--- Provided data ---

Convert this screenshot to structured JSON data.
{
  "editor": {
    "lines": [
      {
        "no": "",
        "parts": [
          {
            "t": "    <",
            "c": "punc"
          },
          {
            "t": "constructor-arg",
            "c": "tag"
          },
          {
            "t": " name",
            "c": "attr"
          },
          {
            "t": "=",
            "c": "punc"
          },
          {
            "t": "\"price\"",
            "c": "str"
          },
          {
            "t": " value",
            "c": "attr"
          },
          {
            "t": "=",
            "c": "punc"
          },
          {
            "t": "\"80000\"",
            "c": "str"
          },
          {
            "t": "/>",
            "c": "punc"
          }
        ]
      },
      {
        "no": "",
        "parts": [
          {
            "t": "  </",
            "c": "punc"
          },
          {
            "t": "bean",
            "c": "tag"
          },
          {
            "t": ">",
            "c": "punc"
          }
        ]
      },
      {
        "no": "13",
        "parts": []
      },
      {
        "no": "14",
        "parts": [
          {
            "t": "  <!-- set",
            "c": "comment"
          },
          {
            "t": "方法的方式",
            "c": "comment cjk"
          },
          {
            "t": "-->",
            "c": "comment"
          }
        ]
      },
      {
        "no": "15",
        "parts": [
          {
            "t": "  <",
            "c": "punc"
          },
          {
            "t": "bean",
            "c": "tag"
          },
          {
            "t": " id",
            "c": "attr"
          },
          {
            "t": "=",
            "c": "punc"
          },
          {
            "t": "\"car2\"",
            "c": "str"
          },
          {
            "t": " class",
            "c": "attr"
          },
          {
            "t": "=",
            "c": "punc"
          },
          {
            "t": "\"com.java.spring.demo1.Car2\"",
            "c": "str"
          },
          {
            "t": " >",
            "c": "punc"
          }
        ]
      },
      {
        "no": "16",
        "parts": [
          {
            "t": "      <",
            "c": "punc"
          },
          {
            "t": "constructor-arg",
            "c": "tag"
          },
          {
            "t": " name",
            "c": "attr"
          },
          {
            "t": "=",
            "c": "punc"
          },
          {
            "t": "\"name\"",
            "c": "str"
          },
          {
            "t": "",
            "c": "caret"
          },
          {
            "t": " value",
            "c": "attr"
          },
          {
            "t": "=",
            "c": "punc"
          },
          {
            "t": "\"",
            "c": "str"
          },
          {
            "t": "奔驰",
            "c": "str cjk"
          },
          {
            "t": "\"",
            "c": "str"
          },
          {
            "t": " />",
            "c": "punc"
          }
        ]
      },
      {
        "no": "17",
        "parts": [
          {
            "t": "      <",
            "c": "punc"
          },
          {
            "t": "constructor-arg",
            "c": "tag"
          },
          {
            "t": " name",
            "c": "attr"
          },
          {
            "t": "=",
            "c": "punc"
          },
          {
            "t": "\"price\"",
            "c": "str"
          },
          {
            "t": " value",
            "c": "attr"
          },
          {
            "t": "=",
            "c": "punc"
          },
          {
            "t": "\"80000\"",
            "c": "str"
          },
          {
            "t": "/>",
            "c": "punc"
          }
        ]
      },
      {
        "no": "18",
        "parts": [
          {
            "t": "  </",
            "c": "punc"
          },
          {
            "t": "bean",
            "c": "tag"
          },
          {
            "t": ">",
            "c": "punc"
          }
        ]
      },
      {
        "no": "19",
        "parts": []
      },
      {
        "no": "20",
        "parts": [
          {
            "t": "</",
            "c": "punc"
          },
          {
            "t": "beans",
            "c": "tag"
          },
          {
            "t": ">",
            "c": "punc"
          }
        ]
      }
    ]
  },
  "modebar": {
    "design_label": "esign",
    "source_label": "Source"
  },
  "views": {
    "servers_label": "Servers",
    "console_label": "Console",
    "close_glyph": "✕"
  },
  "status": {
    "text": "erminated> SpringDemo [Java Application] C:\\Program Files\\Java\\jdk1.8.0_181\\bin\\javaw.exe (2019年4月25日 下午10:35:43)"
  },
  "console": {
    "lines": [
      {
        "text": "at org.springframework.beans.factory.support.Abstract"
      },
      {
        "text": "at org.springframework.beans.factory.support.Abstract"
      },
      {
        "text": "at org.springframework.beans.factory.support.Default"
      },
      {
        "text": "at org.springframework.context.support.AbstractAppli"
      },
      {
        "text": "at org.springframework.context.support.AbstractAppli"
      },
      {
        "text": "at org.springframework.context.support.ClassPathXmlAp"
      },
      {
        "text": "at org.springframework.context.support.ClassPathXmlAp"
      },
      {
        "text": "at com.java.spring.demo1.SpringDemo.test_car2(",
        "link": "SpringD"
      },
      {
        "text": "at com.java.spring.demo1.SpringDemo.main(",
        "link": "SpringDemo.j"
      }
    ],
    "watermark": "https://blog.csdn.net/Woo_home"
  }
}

--- Short task ---
Print the material verbatim, all of it.

--- Finished answer ---
Convert this screenshot to structured JSON data.
{
  "editor": {
    "lines": [
      {
        "no": "",
        "parts": [
          {
            "t": "    <",
            "c": "punc"
          },
          {
            "t": "constructor-arg",
            "c": "tag"
          },
          {
            "t": " name",
            "c": "attr"
          },
          {
            "t": "=",
            "c": "punc"
          },
          {
            "t": "\"price\"",
            "c": "str"
          },
          {
            "t": " value",
            "c": "attr"
          },
          {
            "t": "=",
            "c": "punc"
          },
          {
            "t": "\"80000\"",
            "c": "str"
          },
          {
            "t": "/>",
            "c": "punc"
          }
        ]
      },
      {
        "no": "",
        "parts": [
          {
            "t": "  </",
            "c": "punc"
          },
          {
            "t": "bean",
            "c": "tag"
          },
          {
            "t": ">",
            "c": "punc"
          }
        ]
      },
      {
        "no": "13",
        "parts": []
      },
      {
        "no": "14",
        "parts": [
          {
            "t": "  <!-- set",
            "c": "comment"
          },
          {
            "t": "方法的方式",
            "c": "comment cjk"
          },
          {
            "t": "-->",
            "c": "comment"
          }
        ]
      },
      {
        "no": "15",
        "parts": [
          {
            "t": "  <",
            "c": "punc"
          },
          {
            "t": "bean",
            "c": "tag"
          },
          {
            "t": " id",
            "c": "attr"
          },
          {
            "t": "=",
            "c": "punc"
          },
          {
            "t": "\"car2\"",
            "c": "str"
          },
          {
            "t": " class",
            "c": "attr"
          },
          {
            "t": "=",
            "c": "punc"
          },
          {
            "t": "\"com.java.spring.demo1.Car2\"",
            "c": "str"
          },
          {
            "t": " >",
            "c": "punc"
          }
        ]
      },
      {
        "no": "16",
        "parts": [
          {
            "t": "      <",
            "c": "punc"
          },
          {
            "t": "constructor-arg",
            "c": "tag"
          },
          {
            "t": " name",
            "c": "attr"
          },
          {
            "t": "=",
            "c": "punc"
          },
          {
            "t": "\"name\"",
            "c": "str"
          },
          {
            "t": "",
            "c": "caret"
          },
          {
            "t": " value",
            "c": "attr"
          },
          {
            "t": "=",
            "c": "punc"
          },
          {
            "t": "\"",
            "c": "str"
          },
          {
            "t": "奔驰",
            "c": "str cjk"
          },
          {
            "t": "\"",
            "c": "str"
          },
          {
            "t": " />",
            "c": "punc"
          }
        ]
      },
      {
        "no": "17",
        "parts": [
          {
            "t": "      <",
            "c": "punc"
          },
          {
            "t": "constructor-arg",
            "c": "tag"
          },
          {
            "t": " name",
            "c": "attr"
          },
          {
            "t": "=",
            "c": "punc"
          },
          {
            "t": "\"price\"",
            "c": "str"
          },
          {
            "t": " value",
            "c": "attr"
          },
          {
            "t": "=",
            "c": "punc"
          },
          {
            "t": "\"80000\"",
            "c": "str"
          },
          {
            "t": "/>",
            "c": "punc"
          }
        ]
      },
      {
        "no": "18",
        "parts": [
          {
            "t": "  </",
            "c": "punc"
          },
          {
            "t": "bean",
            "c": "tag"
          },
          {
            "t": ">",
            "c": "punc"
          }
        ]
      },
      {
        "no": "19",
        "parts": []
      },
      {
        "no": "20",
        "parts": [
          {
            "t": "</",
            "c": "punc"
          },
          {
            "t": "beans",
            "c": "tag"
          },
          {
            "t": ">",
            "c": "punc"
          }
        ]
      }
    ]
  },
  "modebar": {
    "design_label": "esign",
    "source_label": "Source"
  },
  "views": {
    "servers_label": "Servers",
    "console_label": "Console",
    "close_glyph": "✕"
  },
  "status": {
    "text": "erminated> SpringDemo [Java Application] C:\\Program Files\\Java\\jdk1.8.0_181\\bin\\javaw.exe (2019年4月25日 下午10:35:43)"
  },
  "console": {
    "lines": [
      {
        "text": "at org.springframework.beans.factory.support.Abstract"
      },
      {
        "text": "at org.springframework.beans.factory.support.Abstract"
      },
      {
        "text": "at org.springframework.beans.factory.support.Default"
      },
      {
        "text": "at org.springframework.context.support.AbstractAppli"
      },
      {
        "text": "at org.springframework.context.support.AbstractAppli"
      },
      {
        "text": "at org.springframework.context.support.ClassPathXmlAp"
      },
      {
        "text": "at org.springframework.context.support.ClassPathXmlAp"
      },
      {
        "text": "at com.java.spring.demo1.SpringDemo.test_car2(",
        "link": "SpringD"
      },
      {
        "text": "at com.java.spring.demo1.SpringDemo.main(",
        "link": "SpringDemo.j"
      }
    ],
    "watermark": "https://blog.csdn.net/Woo_home"
  }
}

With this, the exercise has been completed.